Data in this exercise
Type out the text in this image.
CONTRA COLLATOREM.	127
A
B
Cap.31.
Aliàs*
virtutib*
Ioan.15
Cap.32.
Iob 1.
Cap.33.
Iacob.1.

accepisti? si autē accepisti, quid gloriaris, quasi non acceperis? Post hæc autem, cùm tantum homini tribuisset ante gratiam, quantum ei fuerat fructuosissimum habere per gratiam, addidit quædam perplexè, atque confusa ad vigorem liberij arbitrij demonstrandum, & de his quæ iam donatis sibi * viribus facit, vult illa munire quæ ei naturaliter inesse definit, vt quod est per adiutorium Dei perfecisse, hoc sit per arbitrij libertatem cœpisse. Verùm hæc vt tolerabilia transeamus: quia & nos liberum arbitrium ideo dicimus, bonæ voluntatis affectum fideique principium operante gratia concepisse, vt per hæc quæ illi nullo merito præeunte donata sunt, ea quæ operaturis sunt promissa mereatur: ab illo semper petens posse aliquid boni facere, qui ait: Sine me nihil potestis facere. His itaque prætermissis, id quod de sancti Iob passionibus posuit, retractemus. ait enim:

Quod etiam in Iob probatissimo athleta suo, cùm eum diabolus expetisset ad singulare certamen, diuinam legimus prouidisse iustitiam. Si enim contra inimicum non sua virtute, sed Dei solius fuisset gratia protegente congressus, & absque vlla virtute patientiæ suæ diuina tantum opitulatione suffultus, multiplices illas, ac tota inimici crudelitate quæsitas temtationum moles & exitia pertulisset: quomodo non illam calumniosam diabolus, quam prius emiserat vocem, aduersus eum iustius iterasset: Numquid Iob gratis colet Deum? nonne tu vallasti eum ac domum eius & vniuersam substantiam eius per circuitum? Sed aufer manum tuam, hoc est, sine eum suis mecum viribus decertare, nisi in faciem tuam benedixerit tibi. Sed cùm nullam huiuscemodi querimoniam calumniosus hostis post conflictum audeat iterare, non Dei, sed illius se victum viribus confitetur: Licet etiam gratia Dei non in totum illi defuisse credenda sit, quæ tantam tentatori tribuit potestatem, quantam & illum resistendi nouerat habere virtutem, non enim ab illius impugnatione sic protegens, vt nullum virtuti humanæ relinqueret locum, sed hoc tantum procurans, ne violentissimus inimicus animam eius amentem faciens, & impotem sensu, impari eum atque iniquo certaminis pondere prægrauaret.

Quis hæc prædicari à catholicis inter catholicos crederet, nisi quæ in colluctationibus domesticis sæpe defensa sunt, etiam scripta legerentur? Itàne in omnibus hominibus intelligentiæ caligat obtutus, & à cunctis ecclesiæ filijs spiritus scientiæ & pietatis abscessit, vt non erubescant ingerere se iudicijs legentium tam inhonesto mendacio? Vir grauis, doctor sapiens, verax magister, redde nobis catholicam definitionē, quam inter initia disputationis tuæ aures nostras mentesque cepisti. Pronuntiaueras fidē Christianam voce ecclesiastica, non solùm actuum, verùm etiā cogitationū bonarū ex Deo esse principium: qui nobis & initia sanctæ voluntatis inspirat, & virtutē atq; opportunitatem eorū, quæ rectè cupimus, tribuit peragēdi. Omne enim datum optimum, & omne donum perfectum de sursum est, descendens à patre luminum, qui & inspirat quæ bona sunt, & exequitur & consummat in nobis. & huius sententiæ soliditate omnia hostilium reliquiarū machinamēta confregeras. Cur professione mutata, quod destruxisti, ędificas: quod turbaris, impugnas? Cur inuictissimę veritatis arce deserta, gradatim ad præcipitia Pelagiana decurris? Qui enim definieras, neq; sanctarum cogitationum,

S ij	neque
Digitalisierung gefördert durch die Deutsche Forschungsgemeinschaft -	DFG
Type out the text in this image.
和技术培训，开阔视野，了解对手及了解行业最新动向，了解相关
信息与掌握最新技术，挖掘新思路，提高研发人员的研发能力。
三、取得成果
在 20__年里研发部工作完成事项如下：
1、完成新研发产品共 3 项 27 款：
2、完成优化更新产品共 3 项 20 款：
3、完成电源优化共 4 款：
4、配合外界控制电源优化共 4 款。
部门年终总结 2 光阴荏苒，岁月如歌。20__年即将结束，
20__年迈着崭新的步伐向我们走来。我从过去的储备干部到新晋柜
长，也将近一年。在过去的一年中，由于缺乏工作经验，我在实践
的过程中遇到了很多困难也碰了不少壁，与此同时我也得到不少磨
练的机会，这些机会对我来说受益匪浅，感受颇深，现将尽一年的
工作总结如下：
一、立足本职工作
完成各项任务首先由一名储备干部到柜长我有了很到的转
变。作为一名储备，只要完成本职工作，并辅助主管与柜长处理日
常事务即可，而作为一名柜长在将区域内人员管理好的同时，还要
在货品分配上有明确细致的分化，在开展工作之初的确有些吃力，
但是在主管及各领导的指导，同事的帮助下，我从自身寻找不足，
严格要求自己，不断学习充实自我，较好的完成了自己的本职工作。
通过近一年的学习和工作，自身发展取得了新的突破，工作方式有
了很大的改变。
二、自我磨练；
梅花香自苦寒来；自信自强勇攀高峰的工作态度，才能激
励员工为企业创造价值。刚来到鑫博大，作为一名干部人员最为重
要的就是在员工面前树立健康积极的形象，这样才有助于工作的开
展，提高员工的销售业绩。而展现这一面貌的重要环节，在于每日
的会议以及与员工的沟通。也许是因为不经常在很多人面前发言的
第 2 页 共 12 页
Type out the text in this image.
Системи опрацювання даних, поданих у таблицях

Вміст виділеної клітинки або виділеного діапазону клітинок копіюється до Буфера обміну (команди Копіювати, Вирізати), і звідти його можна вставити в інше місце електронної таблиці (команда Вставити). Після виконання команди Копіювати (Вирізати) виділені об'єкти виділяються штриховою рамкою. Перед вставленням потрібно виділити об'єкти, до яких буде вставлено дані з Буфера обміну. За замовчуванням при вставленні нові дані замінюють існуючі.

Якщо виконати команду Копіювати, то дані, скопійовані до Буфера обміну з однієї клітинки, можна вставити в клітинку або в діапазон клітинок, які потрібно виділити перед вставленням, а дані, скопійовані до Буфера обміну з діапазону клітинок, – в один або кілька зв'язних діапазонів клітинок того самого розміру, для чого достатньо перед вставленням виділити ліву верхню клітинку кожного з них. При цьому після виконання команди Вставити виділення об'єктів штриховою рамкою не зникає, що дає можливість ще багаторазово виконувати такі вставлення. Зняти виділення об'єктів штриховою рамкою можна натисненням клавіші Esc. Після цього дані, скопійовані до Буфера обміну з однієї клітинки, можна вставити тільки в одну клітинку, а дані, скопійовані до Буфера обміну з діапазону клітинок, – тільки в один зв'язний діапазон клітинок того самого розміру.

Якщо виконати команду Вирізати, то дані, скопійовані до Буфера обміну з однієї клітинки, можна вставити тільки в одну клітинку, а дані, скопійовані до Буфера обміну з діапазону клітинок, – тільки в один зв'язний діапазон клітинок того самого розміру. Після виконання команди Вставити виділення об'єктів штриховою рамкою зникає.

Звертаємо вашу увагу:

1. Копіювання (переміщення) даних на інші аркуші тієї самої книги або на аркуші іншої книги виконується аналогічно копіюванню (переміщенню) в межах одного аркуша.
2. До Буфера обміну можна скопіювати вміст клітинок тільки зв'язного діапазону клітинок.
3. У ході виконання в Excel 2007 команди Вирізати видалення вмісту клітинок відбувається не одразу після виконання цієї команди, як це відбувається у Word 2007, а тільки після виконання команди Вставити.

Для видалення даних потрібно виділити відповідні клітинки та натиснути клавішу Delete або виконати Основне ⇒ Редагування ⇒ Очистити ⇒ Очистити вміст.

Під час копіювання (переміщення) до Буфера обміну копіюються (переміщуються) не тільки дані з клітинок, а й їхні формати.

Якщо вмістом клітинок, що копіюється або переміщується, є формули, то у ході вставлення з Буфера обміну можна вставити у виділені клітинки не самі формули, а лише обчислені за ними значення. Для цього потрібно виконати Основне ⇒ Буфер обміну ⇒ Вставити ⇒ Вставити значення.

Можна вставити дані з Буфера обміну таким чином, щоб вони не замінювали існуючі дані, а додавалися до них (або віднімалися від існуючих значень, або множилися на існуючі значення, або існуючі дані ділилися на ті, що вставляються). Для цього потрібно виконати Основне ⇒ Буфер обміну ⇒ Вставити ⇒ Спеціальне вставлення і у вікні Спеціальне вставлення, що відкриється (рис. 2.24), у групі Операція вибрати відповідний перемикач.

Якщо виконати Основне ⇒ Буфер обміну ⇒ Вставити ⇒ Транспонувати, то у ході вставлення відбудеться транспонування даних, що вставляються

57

Task directions
Report all lines of the data that include the word "копіюється".

Response to this exercise
Вміст виділеної клітинки або виділеного діапазону клітинок копіюється до Буфера обміну (команди Копіювати, Вирізати), і звідти його можна вставити в інше місце електронної таблиці (команда Вставити). Після виконання команди Копіювати (Вирізати) виділені об'єкти виділяються штриховою рамкою. Перед вставленням потрібно виділити об'єкти, до яких буде вставлено дані з Буфера обміну. За замовчуванням при вставленні нові дані замінюють існуючі.
Якщо вмістом клітинок, що копіюється або переміщується, є формули, то у ході вставлення з Буфера обміну можна вставити у виділені клітинки не самі формули, а лише обчислені за ними значення. Для цього потрібно виконати Основне ⇒ Буфер обміну ⇒ Вставити ⇒ Вставити значення.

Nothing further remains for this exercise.